> WRITTEN PROBLEM: Go through the records and extract every line with the word "平昌县人民法院".

Saved entries
>>>
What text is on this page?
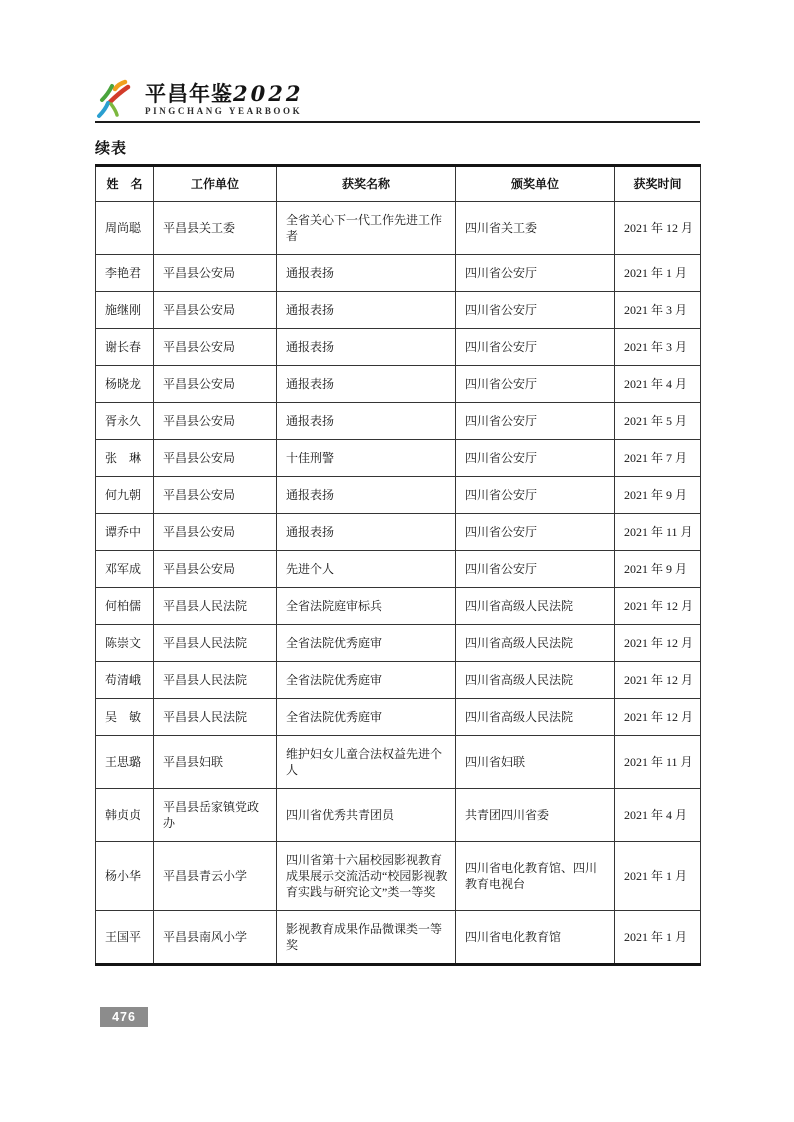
平昌年鉴2022
PINGCHANG YEARBOOK
续表
姓　名	工作单位	获奖名称	颁奖单位	获奖时间
周尚聪	平昌县关工委	全省关心下一代工作先进工作者	四川省关工委	2021 年 12 月
李艳君	平昌县公安局	通报表扬	四川省公安厅	2021 年 1 月
施继刚	平昌县公安局	通报表扬	四川省公安厅	2021 年 3 月
谢长春	平昌县公安局	通报表扬	四川省公安厅	2021 年 3 月
杨晓龙	平昌县公安局	通报表扬	四川省公安厅	2021 年 4 月
胥永久	平昌县公安局	通报表扬	四川省公安厅	2021 年 5 月
张　琳	平昌县公安局	十佳刑警	四川省公安厅	2021 年 7 月
何九朝	平昌县公安局	通报表扬	四川省公安厅	2021 年 9 月
谭乔中	平昌县公安局	通报表扬	四川省公安厅	2021 年 11 月
邓军成	平昌县公安局	先进个人	四川省公安厅	2021 年 9 月
何柏儒	平昌县人民法院	全省法院庭审标兵	四川省高级人民法院	2021 年 12 月
陈崇文	平昌县人民法院	全省法院优秀庭审	四川省高级人民法院	2021 年 12 月
苟清峨	平昌县人民法院	全省法院优秀庭审	四川省高级人民法院	2021 年 12 月
吴　敏	平昌县人民法院	全省法院优秀庭审	四川省高级人民法院	2021 年 12 月
王思璐	平昌县妇联	维护妇女儿童合法权益先进个人	四川省妇联	2021 年 11 月
韩贞贞	平昌县岳家镇党政办	四川省优秀共青团员	共青团四川省委	2021 年 4 月
杨小华	平昌县青云小学	四川省第十六届校园影视教育成果展示交流活动“校园影视教育实践与研究论文”类一等奖	四川省电化教育馆、四川教育电视台	2021 年 1 月
王国平	平昌县南风小学	影视教育成果作品微课类一等奖	四川省电化教育馆	2021 年 1 月
476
<<<
> EXERCISE SOLUTION:
何柏儒	平昌县人民法院	全省法院庭审标兵	四川省高级人民法院	2021 年 12 月
陈崇文	平昌县人民法院	全省法院优秀庭审	四川省高级人民法院	2021 年 12 月
苟清峨	平昌县人民法院	全省法院优秀庭审	四川省高级人民法院	2021 年 12 月
吴　敏	平昌县人民法院	全省法院优秀庭审	四川省高级人民法院	2021 年 12 月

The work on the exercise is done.